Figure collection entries
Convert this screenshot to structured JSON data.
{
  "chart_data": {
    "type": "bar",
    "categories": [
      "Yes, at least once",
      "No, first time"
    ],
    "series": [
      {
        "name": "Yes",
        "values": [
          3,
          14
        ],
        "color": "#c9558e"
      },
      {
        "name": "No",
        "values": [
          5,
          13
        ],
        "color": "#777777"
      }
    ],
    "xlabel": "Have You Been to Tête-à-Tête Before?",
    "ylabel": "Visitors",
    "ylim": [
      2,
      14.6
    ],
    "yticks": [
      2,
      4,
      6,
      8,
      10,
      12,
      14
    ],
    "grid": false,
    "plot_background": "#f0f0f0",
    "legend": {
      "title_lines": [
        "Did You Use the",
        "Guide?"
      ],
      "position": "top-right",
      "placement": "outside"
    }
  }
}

▸ Problem description
Would you copy out each line exactly as written?

▸ Worked answer
Convert this screenshot to structured JSON data.
{
  "chart_data": {
    "type": "bar",
    "categories": [
      "Yes, at least once",
      "No, first time"
    ],
    "series": [
      {
        "name": "Yes",
        "values": [
          3,
          14
        ],
        "color": "#c9558e"
      },
      {
        "name": "No",
        "values": [
          5,
          13
        ],
        "color": "#777777"
      }
    ],
    "xlabel": "Have You Been to Tête-à-Tête Before?",
    "ylabel": "Visitors",
    "ylim": [
      2,
      14.6
    ],
    "yticks": [
      2,
      4,
      6,
      8,
      10,
      12,
      14
    ],
    "grid": false,
    "plot_background": "#f0f0f0",
    "legend": {
      "title_lines": [
        "Did You Use the",
        "Guide?"
      ],
      "position": "top-right",
      "placement": "outside"
    }
  }
}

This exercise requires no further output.